Reproduce every entry exactly.

* begin Input rows *

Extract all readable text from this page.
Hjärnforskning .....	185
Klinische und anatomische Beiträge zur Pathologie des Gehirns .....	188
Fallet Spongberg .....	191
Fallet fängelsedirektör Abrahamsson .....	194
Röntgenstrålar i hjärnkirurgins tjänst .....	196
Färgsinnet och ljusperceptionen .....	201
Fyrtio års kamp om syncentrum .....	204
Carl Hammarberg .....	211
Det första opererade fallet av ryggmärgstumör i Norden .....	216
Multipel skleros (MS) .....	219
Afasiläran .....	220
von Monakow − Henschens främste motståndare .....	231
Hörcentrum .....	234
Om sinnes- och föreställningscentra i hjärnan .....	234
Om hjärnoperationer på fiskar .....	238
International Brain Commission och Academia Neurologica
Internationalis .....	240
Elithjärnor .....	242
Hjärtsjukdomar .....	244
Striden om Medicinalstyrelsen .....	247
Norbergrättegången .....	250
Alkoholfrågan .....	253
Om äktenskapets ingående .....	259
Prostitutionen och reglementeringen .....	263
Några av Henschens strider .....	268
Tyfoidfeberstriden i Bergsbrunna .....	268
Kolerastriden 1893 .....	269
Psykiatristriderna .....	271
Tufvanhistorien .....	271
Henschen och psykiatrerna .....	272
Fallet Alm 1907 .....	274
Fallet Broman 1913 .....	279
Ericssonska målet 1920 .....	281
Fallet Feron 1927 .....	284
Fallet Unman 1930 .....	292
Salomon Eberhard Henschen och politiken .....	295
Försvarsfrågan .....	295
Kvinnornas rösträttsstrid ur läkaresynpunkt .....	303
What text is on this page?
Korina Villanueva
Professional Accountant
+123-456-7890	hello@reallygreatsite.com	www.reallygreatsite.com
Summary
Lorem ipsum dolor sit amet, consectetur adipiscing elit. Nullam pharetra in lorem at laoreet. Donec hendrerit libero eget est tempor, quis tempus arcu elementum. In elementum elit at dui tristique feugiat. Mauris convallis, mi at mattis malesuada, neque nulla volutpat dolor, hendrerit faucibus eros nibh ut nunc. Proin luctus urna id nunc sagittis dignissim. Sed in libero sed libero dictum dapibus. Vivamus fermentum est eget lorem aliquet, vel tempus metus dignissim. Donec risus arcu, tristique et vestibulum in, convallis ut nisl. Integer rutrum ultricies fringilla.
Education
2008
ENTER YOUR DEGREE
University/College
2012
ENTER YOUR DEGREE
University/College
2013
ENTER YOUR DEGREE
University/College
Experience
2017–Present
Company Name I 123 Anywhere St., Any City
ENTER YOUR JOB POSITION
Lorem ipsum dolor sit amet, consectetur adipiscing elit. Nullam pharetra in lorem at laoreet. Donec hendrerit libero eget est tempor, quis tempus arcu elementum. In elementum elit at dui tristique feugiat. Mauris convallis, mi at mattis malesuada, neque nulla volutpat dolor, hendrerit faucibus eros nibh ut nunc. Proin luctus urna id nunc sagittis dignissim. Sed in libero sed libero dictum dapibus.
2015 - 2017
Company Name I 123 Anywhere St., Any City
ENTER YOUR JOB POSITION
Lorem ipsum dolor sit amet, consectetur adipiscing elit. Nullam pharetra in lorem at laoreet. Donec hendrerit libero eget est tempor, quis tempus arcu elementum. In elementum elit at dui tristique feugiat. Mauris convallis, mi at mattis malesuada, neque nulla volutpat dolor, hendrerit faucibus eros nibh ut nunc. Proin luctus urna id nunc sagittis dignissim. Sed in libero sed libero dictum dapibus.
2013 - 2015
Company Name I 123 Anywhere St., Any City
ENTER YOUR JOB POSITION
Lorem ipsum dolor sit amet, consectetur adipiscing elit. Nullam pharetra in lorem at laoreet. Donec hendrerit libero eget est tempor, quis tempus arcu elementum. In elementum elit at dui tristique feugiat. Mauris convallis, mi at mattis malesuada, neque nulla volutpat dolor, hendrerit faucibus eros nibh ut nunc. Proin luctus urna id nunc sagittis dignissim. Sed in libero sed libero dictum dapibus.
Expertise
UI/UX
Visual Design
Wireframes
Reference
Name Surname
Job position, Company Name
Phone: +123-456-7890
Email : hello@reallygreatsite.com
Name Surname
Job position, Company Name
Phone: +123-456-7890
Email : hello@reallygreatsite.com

* end Input rows *

> **Solution for this exercise**:
Extract all readable text from this page.
Hjärnforskning .....	185
Klinische und anatomische Beiträge zur Pathologie des Gehirns .....	188
Fallet Spongberg .....	191
Fallet fängelsedirektör Abrahamsson .....	194
Röntgenstrålar i hjärnkirurgins tjänst .....	196
Färgsinnet och ljusperceptionen .....	201
Fyrtio års kamp om syncentrum .....	204
Carl Hammarberg .....	211
Det första opererade fallet av ryggmärgstumör i Norden .....	216
Multipel skleros (MS) .....	219
Afasiläran .....	220
von Monakow − Henschens främste motståndare .....	231
Hörcentrum .....	234
Om sinnes- och föreställningscentra i hjärnan .....	234
Om hjärnoperationer på fiskar .....	238
International Brain Commission och Academia Neurologica
Internationalis .....	240
Elithjärnor .....	242
Hjärtsjukdomar .....	244
Striden om Medicinalstyrelsen .....	247
Norbergrättegången .....	250
Alkoholfrågan .....	253
Om äktenskapets ingående .....	259
Prostitutionen och reglementeringen .....	263
Några av Henschens strider .....	268
Tyfoidfeberstriden i Bergsbrunna .....	268
Kolerastriden 1893 .....	269
Psykiatristriderna .....	271
Tufvanhistorien .....	271
Henschen och psykiatrerna .....	272
Fallet Alm 1907 .....	274
Fallet Broman 1913 .....	279
Ericssonska målet 1920 .....	281
Fallet Feron 1927 .....	284
Fallet Unman 1930 .....	292
Salomon Eberhard Henschen och politiken .....	295
Försvarsfrågan .....	295
Kvinnornas rösträttsstrid ur läkaresynpunkt .....	303
What text is on this page?
Korina Villanueva
Professional Accountant
+123-456-7890	hello@reallygreatsite.com	www.reallygreatsite.com
Summary
Lorem ipsum dolor sit amet, consectetur adipiscing elit. Nullam pharetra in lorem at laoreet. Donec hendrerit libero eget est tempor, quis tempus arcu elementum. In elementum elit at dui tristique feugiat. Mauris convallis, mi at mattis malesuada, neque nulla volutpat dolor, hendrerit faucibus eros nibh ut nunc. Proin luctus urna id nunc sagittis dignissim. Sed in libero sed libero dictum dapibus. Vivamus fermentum est eget lorem aliquet, vel tempus metus dignissim. Donec risus arcu, tristique et vestibulum in, convallis ut nisl. Integer rutrum ultricies fringilla.
Education
2008
ENTER YOUR DEGREE
University/College
2012
ENTER YOUR DEGREE
University/College
2013
ENTER YOUR DEGREE
University/College
Experience
2017–Present
Company Name I 123 Anywhere St., Any City
ENTER YOUR JOB POSITION
Lorem ipsum dolor sit amet, consectetur adipiscing elit. Nullam pharetra in lorem at laoreet. Donec hendrerit libero eget est tempor, quis tempus arcu elementum. In elementum elit at dui tristique feugiat. Mauris convallis, mi at mattis malesuada, neque nulla volutpat dolor, hendrerit faucibus eros nibh ut nunc. Proin luctus urna id nunc sagittis dignissim. Sed in libero sed libero dictum dapibus.
2015 - 2017
Company Name I 123 Anywhere St., Any City
ENTER YOUR JOB POSITION
Lorem ipsum dolor sit amet, consectetur adipiscing elit. Nullam pharetra in lorem at laoreet. Donec hendrerit libero eget est tempor, quis tempus arcu elementum. In elementum elit at dui tristique feugiat. Mauris convallis, mi at mattis malesuada, neque nulla volutpat dolor, hendrerit faucibus eros nibh ut nunc. Proin luctus urna id nunc sagittis dignissim. Sed in libero sed libero dictum dapibus.
2013 - 2015
Company Name I 123 Anywhere St., Any City
ENTER YOUR JOB POSITION
Lorem ipsum dolor sit amet, consectetur adipiscing elit. Nullam pharetra in lorem at laoreet. Donec hendrerit libero eget est tempor, quis tempus arcu elementum. In elementum elit at dui tristique feugiat. Mauris convallis, mi at mattis malesuada, neque nulla volutpat dolor, hendrerit faucibus eros nibh ut nunc. Proin luctus urna id nunc sagittis dignissim. Sed in libero sed libero dictum dapibus.
Expertise
UI/UX
Visual Design
Wireframes
Reference
Name Surname
Job position, Company Name
Phone: +123-456-7890
Email : hello@reallygreatsite.com
Name Surname
Job position, Company Name
Phone: +123-456-7890
Email : hello@reallygreatsite.com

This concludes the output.